— Begin SOURCE MATERIAL —

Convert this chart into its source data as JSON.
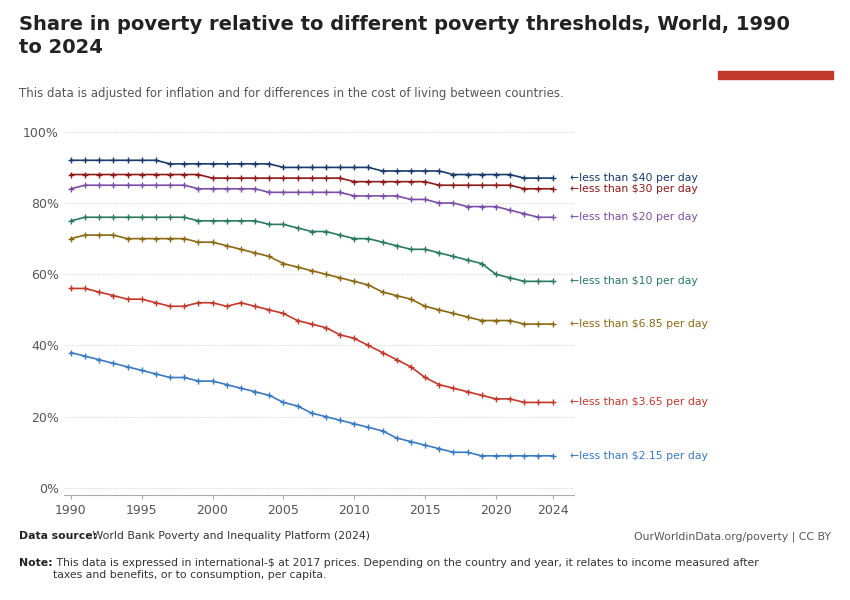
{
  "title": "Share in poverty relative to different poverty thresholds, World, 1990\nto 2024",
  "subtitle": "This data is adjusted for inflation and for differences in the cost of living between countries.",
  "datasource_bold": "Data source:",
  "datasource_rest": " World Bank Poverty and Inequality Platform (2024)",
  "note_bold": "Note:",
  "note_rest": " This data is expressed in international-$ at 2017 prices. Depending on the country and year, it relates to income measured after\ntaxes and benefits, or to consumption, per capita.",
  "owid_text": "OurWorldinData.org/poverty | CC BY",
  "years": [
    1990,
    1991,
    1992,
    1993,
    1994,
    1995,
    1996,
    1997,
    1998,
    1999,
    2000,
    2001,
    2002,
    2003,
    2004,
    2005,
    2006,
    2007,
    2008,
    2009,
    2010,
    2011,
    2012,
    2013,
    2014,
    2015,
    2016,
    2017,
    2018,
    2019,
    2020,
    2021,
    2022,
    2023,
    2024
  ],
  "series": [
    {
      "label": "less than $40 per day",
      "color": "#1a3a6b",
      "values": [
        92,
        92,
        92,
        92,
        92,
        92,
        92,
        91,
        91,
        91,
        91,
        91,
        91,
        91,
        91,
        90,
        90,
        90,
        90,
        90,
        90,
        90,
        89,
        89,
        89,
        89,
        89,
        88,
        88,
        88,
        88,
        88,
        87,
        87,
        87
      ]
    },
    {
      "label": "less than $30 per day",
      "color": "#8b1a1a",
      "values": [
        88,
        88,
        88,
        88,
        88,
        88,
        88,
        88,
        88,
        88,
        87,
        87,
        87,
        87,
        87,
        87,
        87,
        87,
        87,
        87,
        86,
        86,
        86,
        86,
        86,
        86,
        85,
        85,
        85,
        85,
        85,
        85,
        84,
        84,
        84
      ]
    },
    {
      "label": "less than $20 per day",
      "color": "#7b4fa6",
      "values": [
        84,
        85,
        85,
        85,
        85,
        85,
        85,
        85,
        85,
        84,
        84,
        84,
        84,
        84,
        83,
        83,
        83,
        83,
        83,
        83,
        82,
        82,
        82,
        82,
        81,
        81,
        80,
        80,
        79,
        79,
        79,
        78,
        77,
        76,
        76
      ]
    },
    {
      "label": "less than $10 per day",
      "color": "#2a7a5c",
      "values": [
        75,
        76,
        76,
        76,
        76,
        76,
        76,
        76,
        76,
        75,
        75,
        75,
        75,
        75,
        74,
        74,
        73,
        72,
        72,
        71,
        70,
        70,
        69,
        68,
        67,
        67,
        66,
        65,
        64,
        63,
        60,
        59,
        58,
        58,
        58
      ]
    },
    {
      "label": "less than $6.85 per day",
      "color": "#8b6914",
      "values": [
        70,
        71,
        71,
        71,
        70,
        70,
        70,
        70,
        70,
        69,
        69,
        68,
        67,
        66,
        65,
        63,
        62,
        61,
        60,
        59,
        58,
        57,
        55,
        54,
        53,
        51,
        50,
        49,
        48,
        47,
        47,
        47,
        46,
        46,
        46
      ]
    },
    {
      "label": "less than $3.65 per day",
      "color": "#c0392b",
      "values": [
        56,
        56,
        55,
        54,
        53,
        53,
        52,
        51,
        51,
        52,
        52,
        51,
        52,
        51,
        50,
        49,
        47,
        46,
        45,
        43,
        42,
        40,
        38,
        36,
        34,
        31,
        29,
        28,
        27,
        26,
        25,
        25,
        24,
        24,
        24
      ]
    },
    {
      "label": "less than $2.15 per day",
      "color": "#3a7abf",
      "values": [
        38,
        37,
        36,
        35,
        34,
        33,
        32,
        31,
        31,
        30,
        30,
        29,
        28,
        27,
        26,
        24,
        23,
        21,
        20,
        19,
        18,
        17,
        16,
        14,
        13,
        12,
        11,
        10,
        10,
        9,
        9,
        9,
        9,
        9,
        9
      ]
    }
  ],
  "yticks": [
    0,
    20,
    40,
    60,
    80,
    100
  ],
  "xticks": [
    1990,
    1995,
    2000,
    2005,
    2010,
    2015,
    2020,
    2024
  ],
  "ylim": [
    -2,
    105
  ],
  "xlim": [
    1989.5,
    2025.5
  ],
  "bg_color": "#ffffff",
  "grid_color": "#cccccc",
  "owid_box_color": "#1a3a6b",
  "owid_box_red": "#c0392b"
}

— End SOURCE MATERIAL —

> **TASK DIRECTIONS**
Each entry must be retyped word for word, with every image omitted.

> **RESULT OF THIS TASK**
Convert this chart into its source data as JSON.
{
  "title": "Share in poverty relative to different poverty thresholds, World, 1990\nto 2024",
  "subtitle": "This data is adjusted for inflation and for differences in the cost of living between countries.",
  "datasource_bold": "Data source:",
  "datasource_rest": " World Bank Poverty and Inequality Platform (2024)",
  "note_bold": "Note:",
  "note_rest": " This data is expressed in international-$ at 2017 prices. Depending on the country and year, it relates to income measured after\ntaxes and benefits, or to consumption, per capita.",
  "owid_text": "OurWorldinData.org/poverty | CC BY",
  "years": [
    1990,
    1991,
    1992,
    1993,
    1994,
    1995,
    1996,
    1997,
    1998,
    1999,
    2000,
    2001,
    2002,
    2003,
    2004,
    2005,
    2006,
    2007,
    2008,
    2009,
    2010,
    2011,
    2012,
    2013,
    2014,
    2015,
    2016,
    2017,
    2018,
    2019,
    2020,
    2021,
    2022,
    2023,
    2024
  ],
  "series": [
    {
      "label": "less than $40 per day",
      "color": "#1a3a6b",
      "values": [
        92,
        92,
        92,
        92,
        92,
        92,
        92,
        91,
        91,
        91,
        91,
        91,
        91,
        91,
        91,
        90,
        90,
        90,
        90,
        90,
        90,
        90,
        89,
        89,
        89,
        89,
        89,
        88,
        88,
        88,
        88,
        88,
        87,
        87,
        87
      ]
    },
    {
      "label": "less than $30 per day",
      "color": "#8b1a1a",
      "values": [
        88,
        88,
        88,
        88,
        88,
        88,
        88,
        88,
        88,
        88,
        87,
        87,
        87,
        87,
        87,
        87,
        87,
        87,
        87,
        87,
        86,
        86,
        86,
        86,
        86,
        86,
        85,
        85,
        85,
        85,
        85,
        85,
        84,
        84,
        84
      ]
    },
    {
      "label": "less than $20 per day",
      "color": "#7b4fa6",
      "values": [
        84,
        85,
        85,
        85,
        85,
        85,
        85,
        85,
        85,
        84,
        84,
        84,
        84,
        84,
        83,
        83,
        83,
        83,
        83,
        83,
        82,
        82,
        82,
        82,
        81,
        81,
        80,
        80,
        79,
        79,
        79,
        78,
        77,
        76,
        76
      ]
    },
    {
      "label": "less than $10 per day",
      "color": "#2a7a5c",
      "values": [
        75,
        76,
        76,
        76,
        76,
        76,
        76,
        76,
        76,
        75,
        75,
        75,
        75,
        75,
        74,
        74,
        73,
        72,
        72,
        71,
        70,
        70,
        69,
        68,
        67,
        67,
        66,
        65,
        64,
        63,
        60,
        59,
        58,
        58,
        58
      ]
    },
    {
      "label": "less than $6.85 per day",
      "color": "#8b6914",
      "values": [
        70,
        71,
        71,
        71,
        70,
        70,
        70,
        70,
        70,
        69,
        69,
        68,
        67,
        66,
        65,
        63,
        62,
        61,
        60,
        59,
        58,
        57,
        55,
        54,
        53,
        51,
        50,
        49,
        48,
        47,
        47,
        47,
        46,
        46,
        46
      ]
    },
    {
      "label": "less than $3.65 per day",
      "color": "#c0392b",
      "values": [
        56,
        56,
        55,
        54,
        53,
        53,
        52,
        51,
        51,
        52,
        52,
        51,
        52,
        51,
        50,
        49,
        47,
        46,
        45,
        43,
        42,
        40,
        38,
        36,
        34,
        31,
        29,
        28,
        27,
        26,
        25,
        25,
        24,
        24,
        24
      ]
    },
    {
      "label": "less than $2.15 per day",
      "color": "#3a7abf",
      "values": [
        38,
        37,
        36,
        35,
        34,
        33,
        32,
        31,
        31,
        30,
        30,
        29,
        28,
        27,
        26,
        24,
        23,
        21,
        20,
        19,
        18,
        17,
        16,
        14,
        13,
        12,
        11,
        10,
        10,
        9,
        9,
        9,
        9,
        9,
        9
      ]
    }
  ],
  "yticks": [
    0,
    20,
    40,
    60,
    80,
    100
  ],
  "xticks": [
    1990,
    1995,
    2000,
    2005,
    2010,
    2015,
    2020,
    2024
  ],
  "ylim": [
    -2,
    105
  ],
  "xlim": [
    1989.5,
    2025.5
  ],
  "bg_color": "#ffffff",
  "grid_color": "#cccccc",
  "owid_box_color": "#1a3a6b",
  "owid_box_red": "#c0392b"
}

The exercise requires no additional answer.